» **What needs to be done**
Reproduce the material below, substituting "drag-handle" for every occurrence of "resize-handle" and changing nothing else. Omit the pictures from your output.

Element and region data:
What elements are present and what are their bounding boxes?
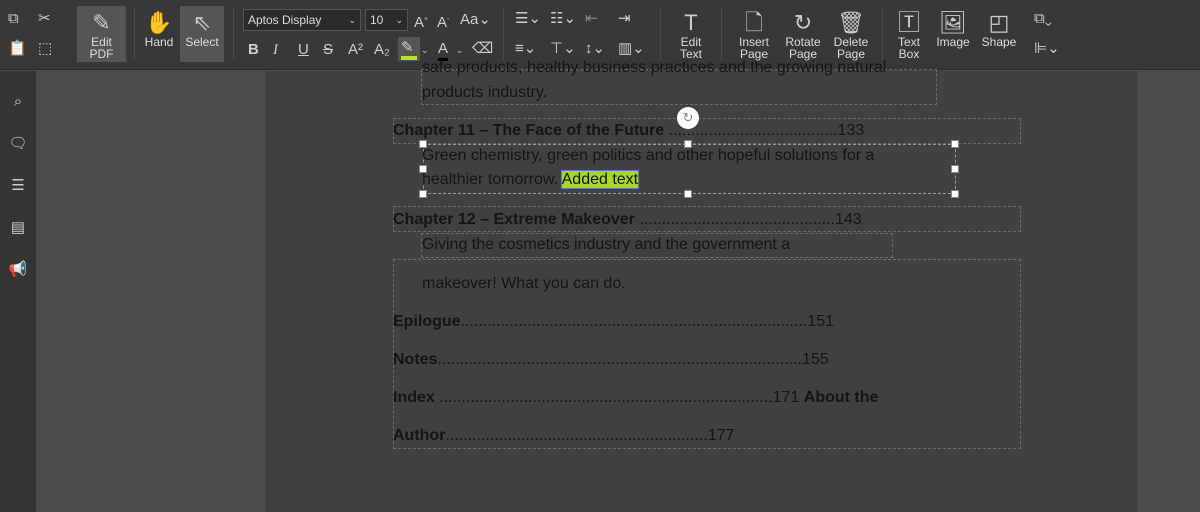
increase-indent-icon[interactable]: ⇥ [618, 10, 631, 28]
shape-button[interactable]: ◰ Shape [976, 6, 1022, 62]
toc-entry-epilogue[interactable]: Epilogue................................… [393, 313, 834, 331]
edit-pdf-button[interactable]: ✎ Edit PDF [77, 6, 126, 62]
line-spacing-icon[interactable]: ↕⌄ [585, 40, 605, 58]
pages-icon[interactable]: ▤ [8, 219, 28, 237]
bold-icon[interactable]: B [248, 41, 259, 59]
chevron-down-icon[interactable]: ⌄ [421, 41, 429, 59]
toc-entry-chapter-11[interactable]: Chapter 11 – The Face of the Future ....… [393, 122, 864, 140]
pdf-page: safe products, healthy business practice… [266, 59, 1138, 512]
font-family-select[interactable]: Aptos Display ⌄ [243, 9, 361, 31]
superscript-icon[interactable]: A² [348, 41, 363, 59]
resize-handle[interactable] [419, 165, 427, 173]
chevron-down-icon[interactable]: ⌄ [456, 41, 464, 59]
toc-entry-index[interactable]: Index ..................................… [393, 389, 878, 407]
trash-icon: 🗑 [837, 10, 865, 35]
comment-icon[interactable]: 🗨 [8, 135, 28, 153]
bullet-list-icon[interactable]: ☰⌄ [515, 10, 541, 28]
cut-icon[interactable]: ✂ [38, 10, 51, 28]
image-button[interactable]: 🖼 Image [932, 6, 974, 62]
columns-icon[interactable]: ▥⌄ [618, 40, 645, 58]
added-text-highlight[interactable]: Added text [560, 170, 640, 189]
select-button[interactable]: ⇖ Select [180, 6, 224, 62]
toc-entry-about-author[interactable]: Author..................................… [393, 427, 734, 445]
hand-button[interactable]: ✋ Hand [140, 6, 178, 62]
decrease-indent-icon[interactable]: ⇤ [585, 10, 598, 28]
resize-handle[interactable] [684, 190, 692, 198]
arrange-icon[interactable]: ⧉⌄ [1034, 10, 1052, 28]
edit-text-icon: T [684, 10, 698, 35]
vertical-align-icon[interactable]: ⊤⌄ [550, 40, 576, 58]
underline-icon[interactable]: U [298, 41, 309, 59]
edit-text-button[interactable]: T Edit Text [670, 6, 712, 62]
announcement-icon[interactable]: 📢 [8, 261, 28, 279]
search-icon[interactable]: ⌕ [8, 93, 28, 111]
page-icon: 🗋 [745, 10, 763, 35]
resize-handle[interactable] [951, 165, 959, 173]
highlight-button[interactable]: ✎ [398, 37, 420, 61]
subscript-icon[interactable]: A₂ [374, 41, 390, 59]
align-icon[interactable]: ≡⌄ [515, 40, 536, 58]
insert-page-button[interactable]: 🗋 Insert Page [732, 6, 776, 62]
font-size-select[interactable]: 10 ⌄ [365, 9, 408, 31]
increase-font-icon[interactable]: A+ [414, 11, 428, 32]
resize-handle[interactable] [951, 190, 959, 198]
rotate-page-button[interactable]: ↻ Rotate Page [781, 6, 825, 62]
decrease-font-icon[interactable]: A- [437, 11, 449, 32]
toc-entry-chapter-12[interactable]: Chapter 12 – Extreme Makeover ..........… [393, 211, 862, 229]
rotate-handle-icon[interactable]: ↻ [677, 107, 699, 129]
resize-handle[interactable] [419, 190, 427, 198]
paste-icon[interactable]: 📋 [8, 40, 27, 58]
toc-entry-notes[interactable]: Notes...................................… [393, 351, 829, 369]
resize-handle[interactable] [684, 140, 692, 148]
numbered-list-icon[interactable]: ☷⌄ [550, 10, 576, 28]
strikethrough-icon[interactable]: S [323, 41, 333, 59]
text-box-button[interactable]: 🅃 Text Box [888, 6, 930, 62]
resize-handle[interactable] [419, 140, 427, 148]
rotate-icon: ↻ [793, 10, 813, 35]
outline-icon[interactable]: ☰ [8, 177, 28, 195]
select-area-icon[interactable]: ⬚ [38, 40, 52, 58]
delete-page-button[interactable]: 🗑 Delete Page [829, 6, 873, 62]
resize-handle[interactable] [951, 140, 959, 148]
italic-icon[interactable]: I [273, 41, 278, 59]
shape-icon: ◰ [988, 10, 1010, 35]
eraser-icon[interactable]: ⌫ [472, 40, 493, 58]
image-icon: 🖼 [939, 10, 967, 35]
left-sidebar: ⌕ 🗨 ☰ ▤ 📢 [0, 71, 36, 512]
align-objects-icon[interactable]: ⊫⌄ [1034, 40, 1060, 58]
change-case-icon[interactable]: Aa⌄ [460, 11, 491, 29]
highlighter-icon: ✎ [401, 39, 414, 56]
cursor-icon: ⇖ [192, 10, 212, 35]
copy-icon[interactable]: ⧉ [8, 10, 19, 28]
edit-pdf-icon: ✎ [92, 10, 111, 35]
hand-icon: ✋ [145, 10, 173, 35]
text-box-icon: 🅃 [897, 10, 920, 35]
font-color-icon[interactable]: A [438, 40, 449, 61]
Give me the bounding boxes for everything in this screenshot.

» **Response to the exercise**
What elements are present and what are their bounding boxes?
increase-indent-icon[interactable]: ⇥ [618, 10, 631, 28]
shape-button[interactable]: ◰ Shape [976, 6, 1022, 62]
toc-entry-epilogue[interactable]: Epilogue................................… [393, 313, 834, 331]
edit-pdf-button[interactable]: ✎ Edit PDF [77, 6, 126, 62]
line-spacing-icon[interactable]: ↕⌄ [585, 40, 605, 58]
pages-icon[interactable]: ▤ [8, 219, 28, 237]
bold-icon[interactable]: B [248, 41, 259, 59]
chevron-down-icon[interactable]: ⌄ [421, 41, 429, 59]
toc-entry-chapter-11[interactable]: Chapter 11 – The Face of the Future ....… [393, 122, 864, 140]
pdf-page: safe products, healthy business practice… [266, 59, 1138, 512]
font-family-select[interactable]: Aptos Display ⌄ [243, 9, 361, 31]
superscript-icon[interactable]: A² [348, 41, 363, 59]
drag-handle[interactable] [419, 165, 427, 173]
chevron-down-icon[interactable]: ⌄ [456, 41, 464, 59]
toc-entry-index[interactable]: Index ..................................… [393, 389, 878, 407]
trash-icon: 🗑 [837, 10, 865, 35]
comment-icon[interactable]: 🗨 [8, 135, 28, 153]
bullet-list-icon[interactable]: ☰⌄ [515, 10, 541, 28]
cut-icon[interactable]: ✂ [38, 10, 51, 28]
image-button[interactable]: 🖼 Image [932, 6, 974, 62]
columns-icon[interactable]: ▥⌄ [618, 40, 645, 58]
added-text-highlight[interactable]: Added text [560, 170, 640, 189]
select-button[interactable]: ⇖ Select [180, 6, 224, 62]
toc-entry-about-author[interactable]: Author..................................… [393, 427, 734, 445]
hand-button[interactable]: ✋ Hand [140, 6, 178, 62]
decrease-indent-icon[interactable]: ⇤ [585, 10, 598, 28]
drag-handle[interactable] [684, 190, 692, 198]
arrange-icon[interactable]: ⧉⌄ [1034, 10, 1052, 28]
edit-text-icon: T [684, 10, 698, 35]
vertical-align-icon[interactable]: ⊤⌄ [550, 40, 576, 58]
underline-icon[interactable]: U [298, 41, 309, 59]
edit-text-button[interactable]: T Edit Text [670, 6, 712, 62]
announcement-icon[interactable]: 📢 [8, 261, 28, 279]
search-icon[interactable]: ⌕ [8, 93, 28, 111]
page-icon: 🗋 [745, 10, 763, 35]
drag-handle[interactable] [951, 165, 959, 173]
highlight-button[interactable]: ✎ [398, 37, 420, 61]
subscript-icon[interactable]: A₂ [374, 41, 390, 59]
align-icon[interactable]: ≡⌄ [515, 40, 536, 58]
insert-page-button[interactable]: 🗋 Insert Page [732, 6, 776, 62]
font-size-select[interactable]: 10 ⌄ [365, 9, 408, 31]
increase-font-icon[interactable]: A+ [414, 11, 428, 32]
drag-handle[interactable] [951, 190, 959, 198]
rotate-page-button[interactable]: ↻ Rotate Page [781, 6, 825, 62]
decrease-font-icon[interactable]: A- [437, 11, 449, 32]
toc-entry-chapter-12[interactable]: Chapter 12 – Extreme Makeover ..........… [393, 211, 862, 229]
rotate-handle-icon[interactable]: ↻ [677, 107, 699, 129]
drag-handle[interactable] [419, 190, 427, 198]
paste-icon[interactable]: 📋 [8, 40, 27, 58]
toc-entry-notes[interactable]: Notes...................................… [393, 351, 829, 369]
drag-handle[interactable] [684, 140, 692, 148]
numbered-list-icon[interactable]: ☷⌄ [550, 10, 576, 28]
strikethrough-icon[interactable]: S [323, 41, 333, 59]
text-box-button[interactable]: 🅃 Text Box [888, 6, 930, 62]
drag-handle[interactable] [419, 140, 427, 148]
rotate-icon: ↻ [793, 10, 813, 35]
outline-icon[interactable]: ☰ [8, 177, 28, 195]
select-area-icon[interactable]: ⬚ [38, 40, 52, 58]
delete-page-button[interactable]: 🗑 Delete Page [829, 6, 873, 62]
drag-handle[interactable] [951, 140, 959, 148]
italic-icon[interactable]: I [273, 41, 278, 59]
shape-icon: ◰ [988, 10, 1010, 35]
eraser-icon[interactable]: ⌫ [472, 40, 493, 58]
image-icon: 🖼 [939, 10, 967, 35]
left-sidebar: ⌕ 🗨 ☰ ▤ 📢 [0, 71, 36, 512]
align-objects-icon[interactable]: ⊫⌄ [1034, 40, 1060, 58]
change-case-icon[interactable]: Aa⌄ [460, 11, 491, 29]
highlighter-icon: ✎ [401, 39, 414, 56]
cursor-icon: ⇖ [192, 10, 212, 35]
copy-icon[interactable]: ⧉ [8, 10, 19, 28]
edit-pdf-icon: ✎ [92, 10, 111, 35]
hand-icon: ✋ [145, 10, 173, 35]
text-box-icon: 🅃 [897, 10, 920, 35]
font-color-icon[interactable]: A [438, 40, 449, 61]
Give me the bounding boxes for everything in this screenshot.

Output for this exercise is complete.